▶ [Extracted data]:

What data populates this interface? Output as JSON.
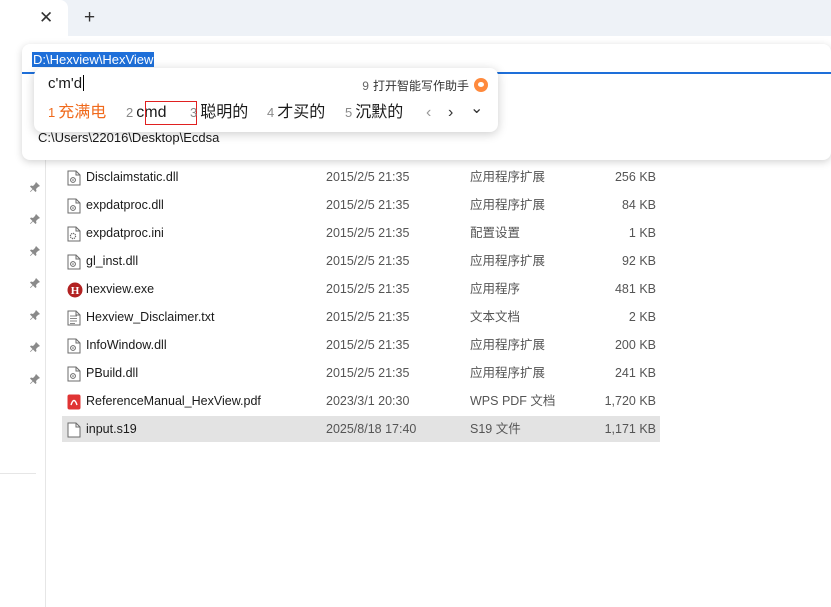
{
  "tabbar": {
    "close_glyph": "✕",
    "new_tab_glyph": "+"
  },
  "address_bar": {
    "value": "D:\\Hexview\\HexView",
    "suggestion": "C:\\Users\\22016\\Desktop\\Ecdsa",
    "accent_color": "#1e6fd9"
  },
  "ime": {
    "composition": "c'm'd",
    "assistant_num": "9",
    "assistant_label": "打开智能写作助手",
    "assistant_icon": "fox-icon",
    "candidates": [
      {
        "num": "1",
        "text": "充满电"
      },
      {
        "num": "2",
        "text": "cmd"
      },
      {
        "num": "3",
        "text": "聪明的"
      },
      {
        "num": "4",
        "text": "才买的"
      },
      {
        "num": "5",
        "text": "沉默的"
      }
    ],
    "prev_glyph": "‹",
    "next_glyph": "›",
    "expand_glyph": "⌄",
    "highlight_color": "#e02020",
    "first_color": "#f06a1c"
  },
  "files": [
    {
      "name": "Disclaimstatic.dll",
      "date": "2015/2/5 21:35",
      "type": "应用程序扩展",
      "size": "256 KB",
      "icon": "dll-file-icon"
    },
    {
      "name": "expdatproc.dll",
      "date": "2015/2/5 21:35",
      "type": "应用程序扩展",
      "size": "84 KB",
      "icon": "dll-file-icon"
    },
    {
      "name": "expdatproc.ini",
      "date": "2015/2/5 21:35",
      "type": "配置设置",
      "size": "1 KB",
      "icon": "ini-file-icon"
    },
    {
      "name": "gl_inst.dll",
      "date": "2015/2/5 21:35",
      "type": "应用程序扩展",
      "size": "92 KB",
      "icon": "dll-file-icon"
    },
    {
      "name": "hexview.exe",
      "date": "2015/2/5 21:35",
      "type": "应用程序",
      "size": "481 KB",
      "icon": "hexview-app-icon"
    },
    {
      "name": "Hexview_Disclaimer.txt",
      "date": "2015/2/5 21:35",
      "type": "文本文档",
      "size": "2 KB",
      "icon": "text-file-icon"
    },
    {
      "name": "InfoWindow.dll",
      "date": "2015/2/5 21:35",
      "type": "应用程序扩展",
      "size": "200 KB",
      "icon": "dll-file-icon"
    },
    {
      "name": "PBuild.dll",
      "date": "2015/2/5 21:35",
      "type": "应用程序扩展",
      "size": "241 KB",
      "icon": "dll-file-icon"
    },
    {
      "name": "ReferenceManual_HexView.pdf",
      "date": "2023/3/1 20:30",
      "type": "WPS PDF 文档",
      "size": "1,720 KB",
      "icon": "pdf-file-icon"
    },
    {
      "name": "input.s19",
      "date": "2025/8/18 17:40",
      "type": "S19 文件",
      "size": "1,171 KB",
      "icon": "generic-file-icon",
      "selected": true
    }
  ],
  "sidebar": {
    "pin_icon": "pin-icon",
    "pin_count": 7
  }
}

▶ [What is needed]: All of the entries need to be transcribed word for word; pictures are left out.

▶ [Right answer]:
What data populates this interface? Output as JSON.
{
  "tabbar": {
    "close_glyph": "✕",
    "new_tab_glyph": "+"
  },
  "address_bar": {
    "value": "D:\\Hexview\\HexView",
    "suggestion": "C:\\Users\\22016\\Desktop\\Ecdsa",
    "accent_color": "#1e6fd9"
  },
  "ime": {
    "composition": "c'm'd",
    "assistant_num": "9",
    "assistant_label": "打开智能写作助手",
    "assistant_icon": "fox-icon",
    "candidates": [
      {
        "num": "1",
        "text": "充满电"
      },
      {
        "num": "2",
        "text": "cmd"
      },
      {
        "num": "3",
        "text": "聪明的"
      },
      {
        "num": "4",
        "text": "才买的"
      },
      {
        "num": "5",
        "text": "沉默的"
      }
    ],
    "prev_glyph": "‹",
    "next_glyph": "›",
    "expand_glyph": "⌄",
    "highlight_color": "#e02020",
    "first_color": "#f06a1c"
  },
  "files": [
    {
      "name": "Disclaimstatic.dll",
      "date": "2015/2/5 21:35",
      "type": "应用程序扩展",
      "size": "256 KB",
      "icon": "dll-file-icon"
    },
    {
      "name": "expdatproc.dll",
      "date": "2015/2/5 21:35",
      "type": "应用程序扩展",
      "size": "84 KB",
      "icon": "dll-file-icon"
    },
    {
      "name": "expdatproc.ini",
      "date": "2015/2/5 21:35",
      "type": "配置设置",
      "size": "1 KB",
      "icon": "ini-file-icon"
    },
    {
      "name": "gl_inst.dll",
      "date": "2015/2/5 21:35",
      "type": "应用程序扩展",
      "size": "92 KB",
      "icon": "dll-file-icon"
    },
    {
      "name": "hexview.exe",
      "date": "2015/2/5 21:35",
      "type": "应用程序",
      "size": "481 KB",
      "icon": "hexview-app-icon"
    },
    {
      "name": "Hexview_Disclaimer.txt",
      "date": "2015/2/5 21:35",
      "type": "文本文档",
      "size": "2 KB",
      "icon": "text-file-icon"
    },
    {
      "name": "InfoWindow.dll",
      "date": "2015/2/5 21:35",
      "type": "应用程序扩展",
      "size": "200 KB",
      "icon": "dll-file-icon"
    },
    {
      "name": "PBuild.dll",
      "date": "2015/2/5 21:35",
      "type": "应用程序扩展",
      "size": "241 KB",
      "icon": "dll-file-icon"
    },
    {
      "name": "ReferenceManual_HexView.pdf",
      "date": "2023/3/1 20:30",
      "type": "WPS PDF 文档",
      "size": "1,720 KB",
      "icon": "pdf-file-icon"
    },
    {
      "name": "input.s19",
      "date": "2025/8/18 17:40",
      "type": "S19 文件",
      "size": "1,171 KB",
      "icon": "generic-file-icon",
      "selected": true
    }
  ],
  "sidebar": {
    "pin_icon": "pin-icon",
    "pin_count": 7
  }
}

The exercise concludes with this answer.